** BEGIN **

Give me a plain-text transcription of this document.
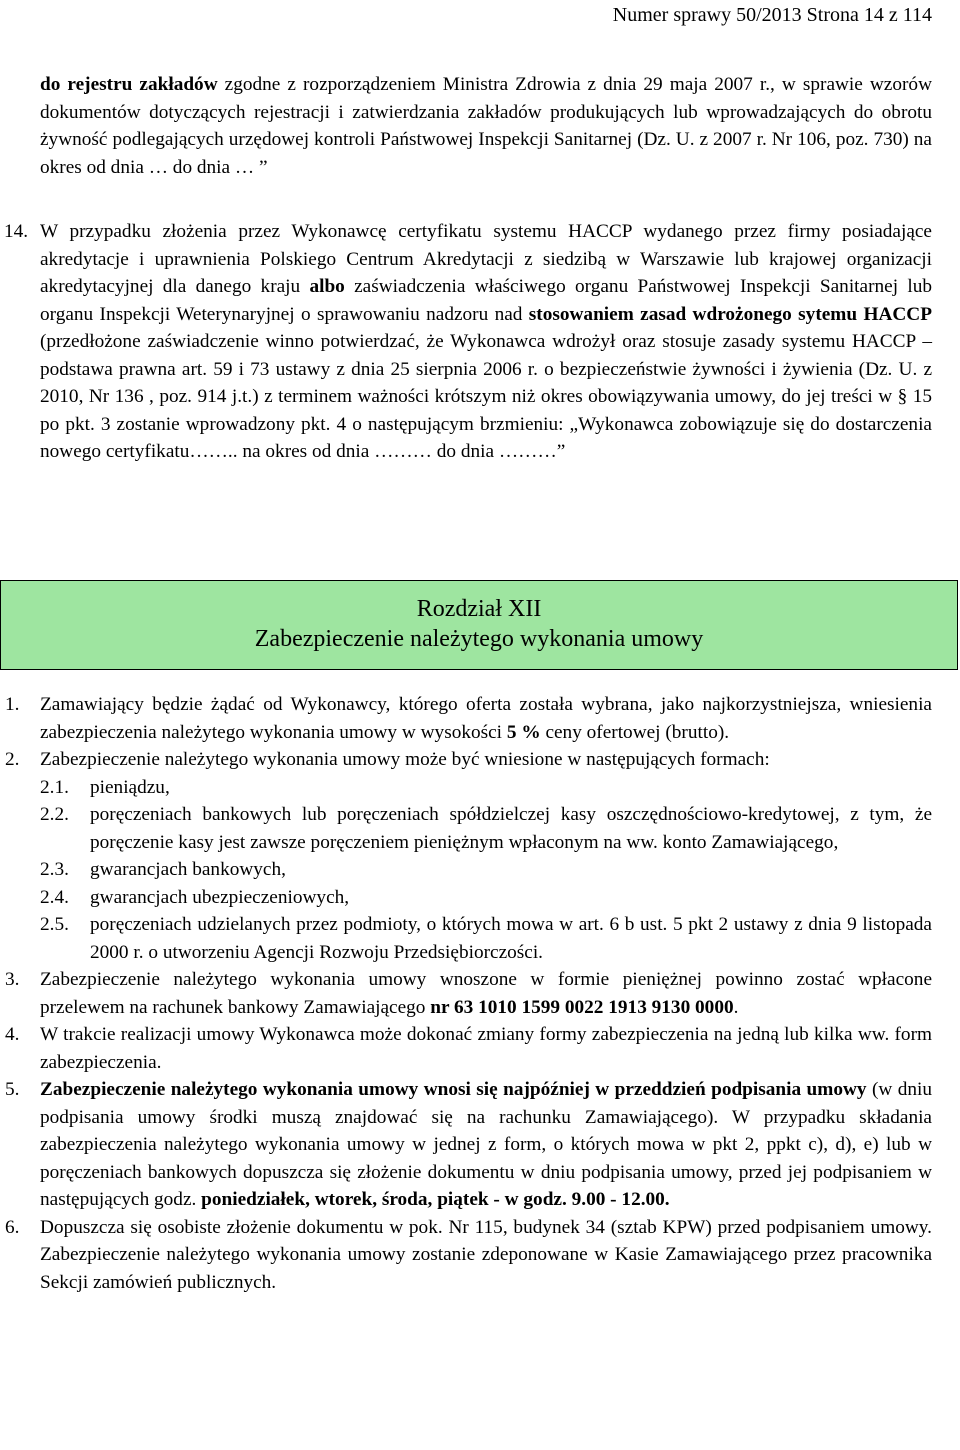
Numer sprawy 50/2013 Strona 14 z 114

do rejestru zakładów zgodne z rozporządzeniem Ministra Zdrowia z dnia 29 maja 2007 r., w sprawie wzorów dokumentów dotyczących rejestracji i zatwierdzania zakładów produkujących lub wprowadzających do obrotu żywność podlegających urzędowej kontroli Państwowej Inspekcji Sanitarnej (Dz. U. z 2007 r. Nr 106, poz. 730) na okres od dnia … do dnia … ”

14. W przypadku złożenia przez Wykonawcę certyfikatu systemu HACCP wydanego przez firmy posiadające akredytacje i uprawnienia Polskiego Centrum Akredytacji z siedzibą w Warszawie lub krajowej organizacji akredytacyjnej dla danego kraju albo zaświadczenia właściwego organu Państwowej Inspekcji Sanitarnej lub organu Inspekcji Weterynaryjnej o sprawowaniu nadzoru nad stosowaniem zasad wdrożonego sytemu HACCP (przedłożone zaświadczenie winno potwierdzać, że Wykonawca wdrożył oraz stosuje zasady systemu HACCP – podstawa prawna art. 59 i 73 ustawy z dnia 25 sierpnia 2006 r. o bezpieczeństwie żywności i żywienia (Dz. U. z 2010, Nr 136 , poz. 914 j.t.) z terminem ważności krótszym niż okres obowiązywania umowy, do jej treści w § 15 po pkt. 3 zostanie wprowadzony pkt. 4 o następującym brzmieniu: „Wykonawca zobowiązuje się do dostarczenia nowego certyfikatu…….. na okres od dnia ……… do dnia ………”

Rozdział XII
Zabezpieczenie należytego wykonania umowy
1. Zamawiający będzie żądać od Wykonawcy, którego oferta została wybrana, jako najkorzystniejsza, wniesienia zabezpieczenia należytego wykonania umowy w wysokości 5 % ceny ofertowej (brutto).
2. Zabezpieczenie należytego wykonania umowy może być wniesione w następujących formach:
2.1. pieniądzu,
2.2. poręczeniach bankowych lub poręczeniach spółdzielczej kasy oszczędnościowo-kredytowej, z tym, że poręczenie kasy jest zawsze poręczeniem pieniężnym wpłaconym na ww. konto Zamawiającego,
2.3. gwarancjach bankowych,
2.4. gwarancjach ubezpieczeniowych,
2.5. poręczeniach udzielanych przez podmioty, o których mowa w art. 6 b ust. 5 pkt 2 ustawy z dnia 9 listopada 2000 r. o utworzeniu Agencji Rozwoju Przedsiębiorczości.
3. Zabezpieczenie należytego wykonania umowy wnoszone w formie pieniężnej powinno zostać wpłacone przelewem na rachunek bankowy Zamawiającego nr 63 1010 1599 0022 1913 9130 0000.
4. W trakcie realizacji umowy Wykonawca może dokonać zmiany formy zabezpieczenia na jedną lub kilka ww. form zabezpieczenia.
5. Zabezpieczenie należytego wykonania umowy wnosi się najpóźniej w przeddzień podpisania umowy (w dniu podpisania umowy środki muszą znajdować się na rachunku Zamawiającego). W przypadku składania zabezpieczenia należytego wykonania umowy w jednej z form, o których mowa w pkt 2, ppkt c), d), e) lub w poręczeniach bankowych dopuszcza się złożenie dokumentu w dniu podpisania umowy, przed jej podpisaniem w następujących godz. poniedziałek, wtorek, środa, piątek - w godz. 9.00 - 12.00.
6. Dopuszcza się osobiste złożenie dokumentu w pok. Nr 115, budynek 34 (sztab KPW) przed podpisaniem umowy. Zabezpieczenie należytego wykonania umowy zostanie zdeponowane w Kasie Zamawiającego przez pracownika Sekcji zamówień publicznych.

** END **

### What the task asks
Do not include the images; transcribe the rest of the listing exactly.

### Solved exercise
Give me a plain-text transcription of this document.
Numer sprawy 50/2013 Strona 14 z 114

do rejestru zakładów zgodne z rozporządzeniem Ministra Zdrowia z dnia 29 maja 2007 r., w sprawie wzorów dokumentów dotyczących rejestracji i zatwierdzania zakładów produkujących lub wprowadzających do obrotu żywność podlegających urzędowej kontroli Państwowej Inspekcji Sanitarnej (Dz. U. z 2007 r. Nr 106, poz. 730) na okres od dnia … do dnia … ”

14. W przypadku złożenia przez Wykonawcę certyfikatu systemu HACCP wydanego przez firmy posiadające akredytacje i uprawnienia Polskiego Centrum Akredytacji z siedzibą w Warszawie lub krajowej organizacji akredytacyjnej dla danego kraju albo zaświadczenia właściwego organu Państwowej Inspekcji Sanitarnej lub organu Inspekcji Weterynaryjnej o sprawowaniu nadzoru nad stosowaniem zasad wdrożonego sytemu HACCP (przedłożone zaświadczenie winno potwierdzać, że Wykonawca wdrożył oraz stosuje zasady systemu HACCP – podstawa prawna art. 59 i 73 ustawy z dnia 25 sierpnia 2006 r. o bezpieczeństwie żywności i żywienia (Dz. U. z 2010, Nr 136 , poz. 914 j.t.) z terminem ważności krótszym niż okres obowiązywania umowy, do jej treści w § 15 po pkt. 3 zostanie wprowadzony pkt. 4 o następującym brzmieniu: „Wykonawca zobowiązuje się do dostarczenia nowego certyfikatu…….. na okres od dnia ……… do dnia ………”

Rozdział XII
Zabezpieczenie należytego wykonania umowy
1. Zamawiający będzie żądać od Wykonawcy, którego oferta została wybrana, jako najkorzystniejsza, wniesienia zabezpieczenia należytego wykonania umowy w wysokości 5 % ceny ofertowej (brutto).
2. Zabezpieczenie należytego wykonania umowy może być wniesione w następujących formach:
2.1. pieniądzu,
2.2. poręczeniach bankowych lub poręczeniach spółdzielczej kasy oszczędnościowo-kredytowej, z tym, że poręczenie kasy jest zawsze poręczeniem pieniężnym wpłaconym na ww. konto Zamawiającego,
2.3. gwarancjach bankowych,
2.4. gwarancjach ubezpieczeniowych,
2.5. poręczeniach udzielanych przez podmioty, o których mowa w art. 6 b ust. 5 pkt 2 ustawy z dnia 9 listopada 2000 r. o utworzeniu Agencji Rozwoju Przedsiębiorczości.
3. Zabezpieczenie należytego wykonania umowy wnoszone w formie pieniężnej powinno zostać wpłacone przelewem na rachunek bankowy Zamawiającego nr 63 1010 1599 0022 1913 9130 0000.
4. W trakcie realizacji umowy Wykonawca może dokonać zmiany formy zabezpieczenia na jedną lub kilka ww. form zabezpieczenia.
5. Zabezpieczenie należytego wykonania umowy wnosi się najpóźniej w przeddzień podpisania umowy (w dniu podpisania umowy środki muszą znajdować się na rachunku Zamawiającego). W przypadku składania zabezpieczenia należytego wykonania umowy w jednej z form, o których mowa w pkt 2, ppkt c), d), e) lub w poręczeniach bankowych dopuszcza się złożenie dokumentu w dniu podpisania umowy, przed jej podpisaniem w następujących godz. poniedziałek, wtorek, środa, piątek - w godz. 9.00 - 12.00.
6. Dopuszcza się osobiste złożenie dokumentu w pok. Nr 115, budynek 34 (sztab KPW) przed podpisaniem umowy. Zabezpieczenie należytego wykonania umowy zostanie zdeponowane w Kasie Zamawiającego przez pracownika Sekcji zamówień publicznych.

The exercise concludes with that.